## Task to complete
Can you give every line of the items below as a Markdown table with the columns "Row" and "Line," skipping blank lines and leaving out the pictures?

## Provided data
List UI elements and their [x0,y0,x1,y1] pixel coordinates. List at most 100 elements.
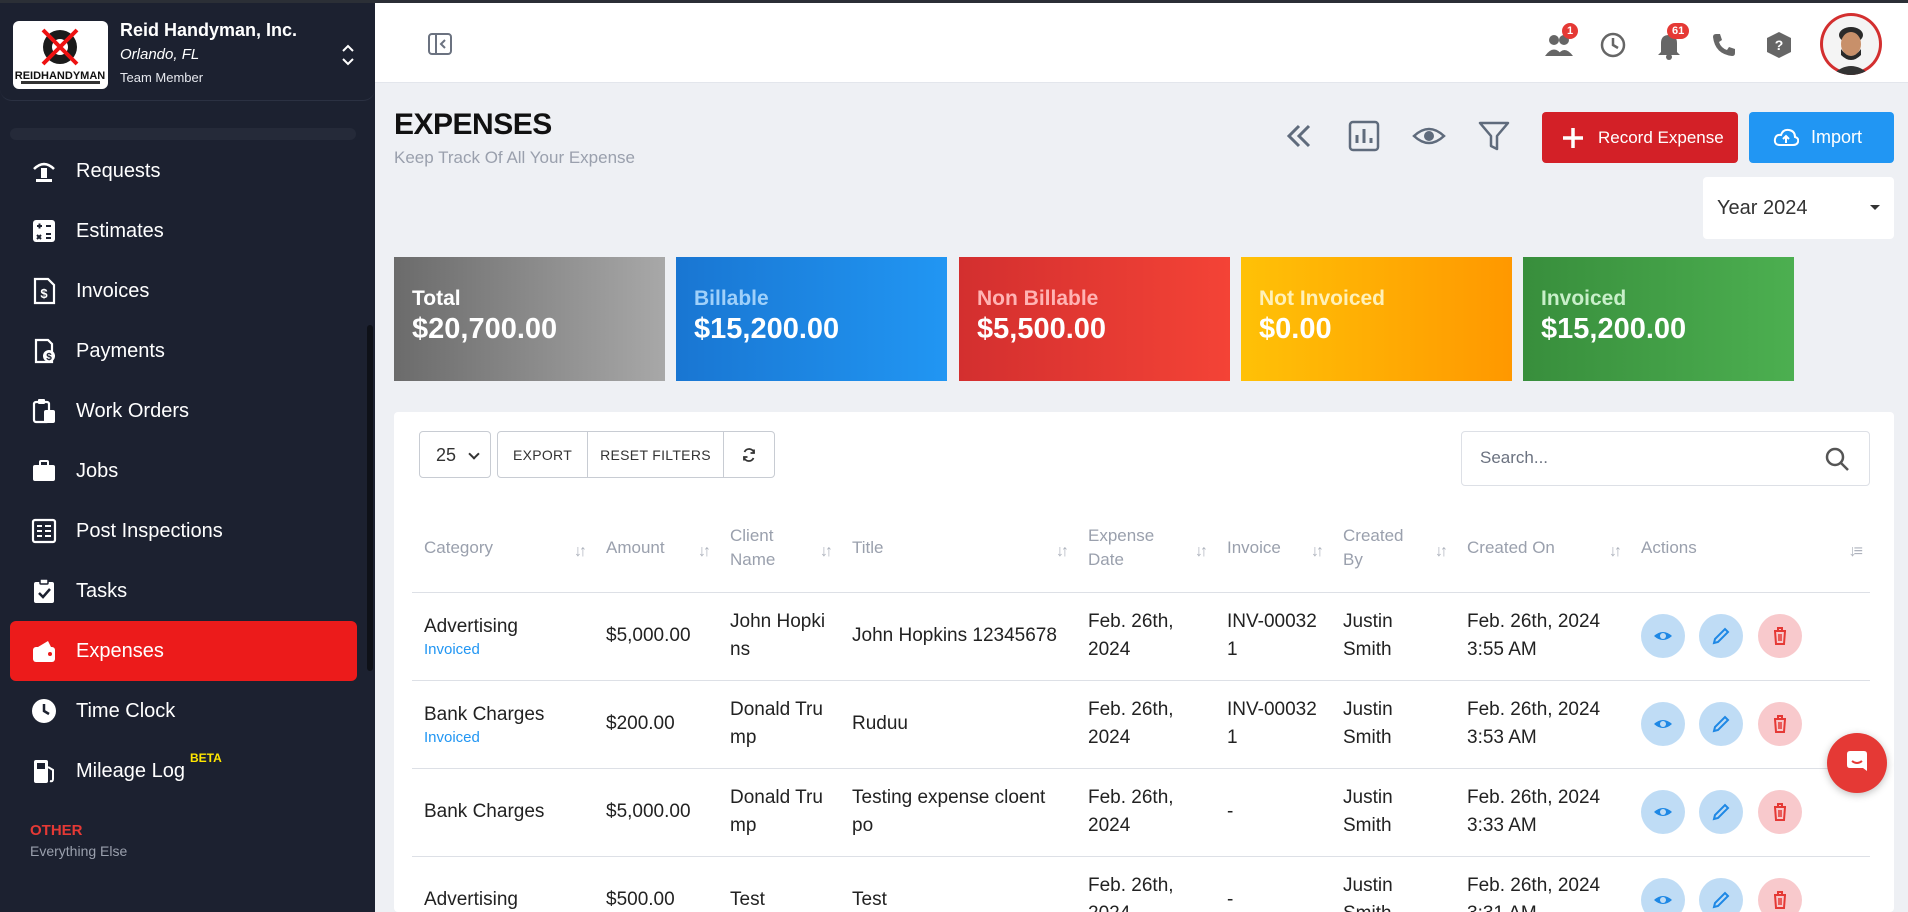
requests-icon [30,157,58,185]
column-header-expense-date[interactable]: Expense Date ↓↑ [1076,504,1215,593]
column-header-actions[interactable]: Actions ↓≡ [1629,504,1870,593]
sidebar-scrollbar[interactable] [367,325,373,671]
cell-created-by: Justin Smith [1331,768,1455,857]
sidebar-item-jobs[interactable]: Jobs [10,441,357,501]
sort-icon[interactable]: ↓↑ [574,543,587,560]
sidebar-item-expenses[interactable]: Expenses [10,621,357,681]
column-header-created-by[interactable]: Created By ↓↑ [1331,504,1455,593]
sort-icon[interactable]: ↓↑ [1056,543,1069,560]
sidebar-item-label: Expenses [76,640,164,662]
stat-card-label: Non Billable [977,287,1099,310]
stat-card-label: Total [412,287,461,310]
sidebar-item-work-orders[interactable]: Work Orders [10,381,357,441]
column-header-invoice[interactable]: Invoice ↓↑ [1215,504,1331,593]
cell-client: Donald Trump [718,768,840,857]
sidebar-item-payments[interactable]: $ Payments [10,321,357,381]
sidebar-item-time-clock[interactable]: Time Clock [10,681,357,741]
delete-button[interactable] [1757,702,1802,746]
table-row[interactable]: Advertising $500.00 Test Test Feb. 26th,… [412,856,1870,912]
chat-launcher-button[interactable] [1827,733,1887,793]
sidebar-toggle-icon[interactable] [427,31,453,57]
sidebar-item-label: Estimates [76,220,164,242]
cell-created-on: Feb. 26th, 2024 3:33 AM [1455,768,1629,857]
view-button[interactable] [1641,702,1685,746]
stat-card-label: Not Invoiced [1259,287,1386,310]
cell-invoice: INV-000321 [1215,680,1331,769]
phone-icon[interactable] [1708,29,1740,61]
eye-icon[interactable] [1411,118,1447,154]
avatar[interactable] [1820,13,1882,75]
column-header-client-name[interactable]: Client Name ↓↑ [718,504,840,593]
pencil-icon [1712,715,1730,733]
bell-icon[interactable]: 61 [1653,23,1690,61]
report-chart-icon[interactable] [1346,118,1382,154]
sidebar-item-label: Payments [76,340,165,362]
edit-button[interactable] [1699,614,1744,658]
cell-invoice: INV-000321 [1215,592,1331,681]
edit-button[interactable] [1699,790,1744,834]
section-title-other: OTHER [30,822,83,839]
table-row[interactable]: Bank Charges $5,000.00 Donald Trump Test… [412,768,1870,857]
reset-filters-button[interactable]: RESET FILTERS [588,432,724,477]
sort-icon[interactable]: ↓↑ [820,543,833,560]
import-label: Import [1811,127,1863,147]
double-chevron-left-icon[interactable] [1281,118,1317,154]
filter-icon[interactable] [1476,118,1512,154]
org-switcher[interactable]: REIDHANDYMAN Reid Handyman, Inc. Orlando… [0,3,375,101]
sidebar-item-estimates[interactable]: Estimates [10,201,357,261]
history-clock-icon[interactable] [1597,29,1629,61]
cell-amount: $5,000.00 [594,768,718,857]
sidebar-item-invoices[interactable]: $ Invoices [10,261,357,321]
sort-icon[interactable]: ↓↑ [1609,543,1622,560]
edit-button[interactable] [1699,878,1744,912]
delete-button[interactable] [1757,878,1802,912]
search-icon[interactable] [1823,445,1851,473]
sidebar-item-label: Time Clock [76,700,176,722]
page-size-select[interactable]: 25 [419,431,491,478]
stat-card-billable: Billable $15,200.00 [676,257,947,381]
search-input[interactable] [1480,448,1800,468]
view-button[interactable] [1641,878,1685,912]
delete-button[interactable] [1757,614,1802,658]
team-badge: 1 [1562,23,1579,39]
cell-category: Advertising [424,889,518,910]
cell-created-on: Feb. 26th, 2024 3:31 AM [1455,856,1629,912]
year-filter-select[interactable]: Year 2024 [1703,177,1894,239]
import-button[interactable]: Import [1749,112,1894,163]
stat-card-non-billable: Non Billable $5,500.00 [959,257,1230,381]
delete-button[interactable] [1757,790,1802,834]
record-expense-button[interactable]: Record Expense [1542,112,1738,163]
cell-created-on: Feb. 26th, 2024 3:53 AM [1455,680,1629,769]
sidebar-divider [10,128,356,140]
stat-card-value: $15,200.00 [694,313,840,345]
sort-icon[interactable]: ↓↑ [1311,543,1324,560]
view-button[interactable] [1641,614,1685,658]
sort-desc-icon[interactable]: ↓≡ [1848,543,1863,560]
column-header-created-on[interactable]: Created On ↓↑ [1455,504,1629,593]
team-icon[interactable]: 1 [1543,23,1579,61]
table-row[interactable]: Bank Charges Invoiced $200.00 Donald Trum… [412,680,1870,769]
sort-icon[interactable]: ↓↑ [698,543,711,560]
eye-icon [1654,632,1672,640]
view-button[interactable] [1641,790,1685,834]
sort-icon[interactable]: ↓↑ [1435,543,1448,560]
eye-icon [1654,808,1672,816]
column-header-category[interactable]: Category ↓↑ [412,504,594,593]
sidebar-item-post-inspections[interactable]: Post Inspections [10,501,357,561]
cell-invoice: - [1215,856,1331,912]
sort-icon[interactable]: ↓↑ [1195,543,1208,560]
help-icon[interactable]: ? [1763,29,1795,61]
column-header-amount[interactable]: Amount ↓↑ [594,504,718,593]
column-header-title[interactable]: Title ↓↑ [840,504,1076,593]
refresh-button[interactable] [724,432,774,477]
chevron-updown-icon[interactable] [338,41,358,69]
sidebar-item-tasks[interactable]: Tasks [10,561,357,621]
sidebar-item-mileage-log[interactable]: Mileage Log BETA [10,741,357,801]
edit-button[interactable] [1699,702,1744,746]
export-button[interactable]: EXPORT [498,432,588,477]
stat-card-value: $20,700.00 [412,313,558,345]
tasks-icon [30,577,58,605]
table-row[interactable]: Advertising Invoiced $5,000.00 John Hopki… [412,592,1870,681]
cell-title: Testing expense cloent po [840,768,1076,857]
sidebar-item-requests[interactable]: Requests [10,141,357,201]
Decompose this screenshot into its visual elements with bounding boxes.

## Response below
| Row | Line |
|---|---|
| 1 | List UI elements and their [x0,y0,x1,y1] pixel coordinates. List at most 100 elements. |
| 2 | requests-icon [30,157,58,185] |
| 3 | column-header-expense-date[interactable]: Expense Date ↓↑ [1076,504,1215,593] |
| 4 | column-header-actions[interactable]: Actions ↓≡ [1629,504,1870,593] |
| 5 | sidebar-scrollbar[interactable] [367,325,373,671] |
| 6 | cell-created-by: Justin Smith [1331,768,1455,857] |
| 7 | sidebar-item-jobs[interactable]: Jobs [10,441,357,501] |
| 8 | sort-icon[interactable]: ↓↑ [574,543,587,560] |
| 9 | sidebar-item-expenses[interactable]: Expenses [10,621,357,681] |
| 10 | column-header-created-by[interactable]: Created By ↓↑ [1331,504,1455,593] |
| 11 | sort-icon[interactable]: ↓↑ [1056,543,1069,560] |
| 12 | sidebar-item-label: Expenses [76,640,164,662] |
| 13 | stat-card-label: Non Billable [977,287,1099,310] |
| 14 | stat-card-label: Total [412,287,461,310] |
| 15 | sidebar-item-work-orders[interactable]: Work Orders [10,381,357,441] |
| 16 | column-header-invoice[interactable]: Invoice ↓↑ [1215,504,1331,593] |
| 17 | cell-client: Donald Trump [718,768,840,857] |
| 18 | sidebar-item-payments[interactable]: $ Payments [10,321,357,381] |
| 19 | sidebar-item-time-clock[interactable]: Time Clock [10,681,357,741] |
| 20 | delete-button[interactable] [1757,702,1802,746] |
| 21 | table-row[interactable]: Advertising $500.00 Test Test Feb. 26th,… [412,856,1870,912] |
| 22 | chat-launcher-button[interactable] [1827,733,1887,793] |
| 23 | sidebar-toggle-icon[interactable] [427,31,453,57] |
| 24 | sidebar-item-label: Estimates [76,220,164,242] |
| 25 | cell-created-on: Feb. 26th, 2024 3:33 AM [1455,768,1629,857] |
| 26 | view-button[interactable] [1641,702,1685,746] |
| 27 | stat-card-label: Not Invoiced [1259,287,1386,310] |
| 28 | cell-invoice: INV-000321 [1215,680,1331,769] |
| 29 | phone-icon[interactable] [1708,29,1740,61] |
| 30 | eye-icon[interactable] [1411,118,1447,154] |
| 31 | avatar[interactable] [1820,13,1882,75] |
| 32 | column-header-client-name[interactable]: Client Name ↓↑ [718,504,840,593] |
| 33 | pencil-icon [1712,715,1730,733] |
| 34 | bell-icon[interactable]: 61 [1653,23,1690,61] |
| 35 | report-chart-icon[interactable] [1346,118,1382,154] |
| 36 | sidebar-item-label: Payments [76,340,165,362] |
| 37 | edit-button[interactable] [1699,614,1744,658] |
| 38 | cell-invoice: INV-000321 [1215,592,1331,681] |
| 39 | edit-button[interactable] [1699,790,1744,834] |
| 40 | section-title-other: OTHER [30,822,83,839] |
| 41 | table-row[interactable]: Bank Charges $5,000.00 Donald Trump Test… [412,768,1870,857] |
| 42 | reset-filters-button[interactable]: RESET FILTERS [588,432,724,477] |
| 43 | sort-icon[interactable]: ↓↑ [820,543,833,560] |
| 44 | import-label: Import [1811,127,1863,147] |
| 45 | double-chevron-left-icon[interactable] [1281,118,1317,154] |
| 46 | filter-icon[interactable] [1476,118,1512,154] |
| 47 | org-switcher[interactable]: REIDHANDYMAN Reid Handyman, Inc. Orlando… [0,3,375,101] |
| 48 | sidebar-item-estimates[interactable]: Estimates [10,201,357,261] |
| 49 | history-clock-icon[interactable] [1597,29,1629,61] |
| 50 | cell-amount: $5,000.00 [594,768,718,857] |
| 51 | sidebar-item-invoices[interactable]: $ Invoices [10,261,357,321] |
| 52 | sort-icon[interactable]: ↓↑ [1609,543,1622,560] |
| 53 | edit-button[interactable] [1699,878,1744,912] |
| 54 | delete-button[interactable] [1757,878,1802,912] |
| 55 | search-icon[interactable] [1823,445,1851,473] |
| 56 | sidebar-item-label: Time Clock [76,700,176,722] |
| 57 | page-size-select[interactable]: 25 [419,431,491,478] |
| 58 | stat-card-billable: Billable $15,200.00 [676,257,947,381] |
| 59 | search-input[interactable] [1480,448,1800,468] |
| 60 | view-button[interactable] [1641,878,1685,912] |
| 61 | delete-button[interactable] [1757,614,1802,658] |
| 62 | team-badge: 1 [1562,23,1579,39] |
| 63 | cell-category: Advertising [424,889,518,910] |
| 64 | cell-created-on: Feb. 26th, 2024 3:31 AM [1455,856,1629,912] |
| 65 | year-filter-select[interactable]: Year 2024 [1703,177,1894,239] |
| 66 | import-button[interactable]: Import [1749,112,1894,163] |
| 67 | stat-card-non-billable: Non Billable $5,500.00 [959,257,1230,381] |
| 68 | delete-button[interactable] [1757,790,1802,834] |
| 69 | record-expense-button[interactable]: Record Expense [1542,112,1738,163] |
| 70 | cell-created-on: Feb. 26th, 2024 3:53 AM [1455,680,1629,769] |
| 71 | sidebar-divider [10,128,356,140] |
| 72 | stat-card-value: $15,200.00 [694,313,840,345] |
| 73 | sort-icon[interactable]: ↓↑ [1311,543,1324,560] |
| 74 | view-button[interactable] [1641,614,1685,658] |
| 75 | sort-desc-icon[interactable]: ↓≡ [1848,543,1863,560] |
| 76 | column-header-created-on[interactable]: Created On ↓↑ [1455,504,1629,593] |
| 77 | team-icon[interactable]: 1 [1543,23,1579,61] |
| 78 | table-row[interactable]: Bank Charges Invoiced $200.00 Donald Trum… [412,680,1870,769] |
| 79 | sort-icon[interactable]: ↓↑ [698,543,711,560] |
| 80 | eye-icon [1654,632,1672,640] |
| 81 | view-button[interactable] [1641,790,1685,834] |
| 82 | sort-icon[interactable]: ↓↑ [1435,543,1448,560] |
| 83 | eye-icon [1654,808,1672,816] |
| 84 | column-header-category[interactable]: Category ↓↑ [412,504,594,593] |
| 85 | sidebar-item-post-inspections[interactable]: Post Inspections [10,501,357,561] |
| 86 | cell-invoice: - [1215,856,1331,912] |
| 87 | sort-icon[interactable]: ↓↑ [1195,543,1208,560] |
| 88 | help-icon[interactable]: ? [1763,29,1795,61] |
| 89 | column-header-amount[interactable]: Amount ↓↑ [594,504,718,593] |
| 90 | column-header-title[interactable]: Title ↓↑ [840,504,1076,593] |
| 91 | refresh-button[interactable] [724,432,774,477] |
| 92 | chevron-updown-icon[interactable] [338,41,358,69] |
| 93 | sidebar-item-tasks[interactable]: Tasks [10,561,357,621] |
| 94 | sidebar-item-mileage-log[interactable]: Mileage Log BETA [10,741,357,801] |
| 95 | edit-button[interactable] [1699,702,1744,746] |
| 96 | export-button[interactable]: EXPORT [498,432,588,477] |
| 97 | stat-card-value: $20,700.00 [412,313,558,345] |
| 98 | tasks-icon [30,577,58,605] |
| 99 | table-row[interactable]: Advertising Invoiced $5,000.00 John Hopki… [412,592,1870,681] |
| 100 | cell-title: Testing expense cloent po [840,768,1076,857] |
| 101 | sidebar-item-requests[interactable]: Requests [10,141,357,201] |
| 102 | Decompose this screenshot into its visual elements with bounding boxes. |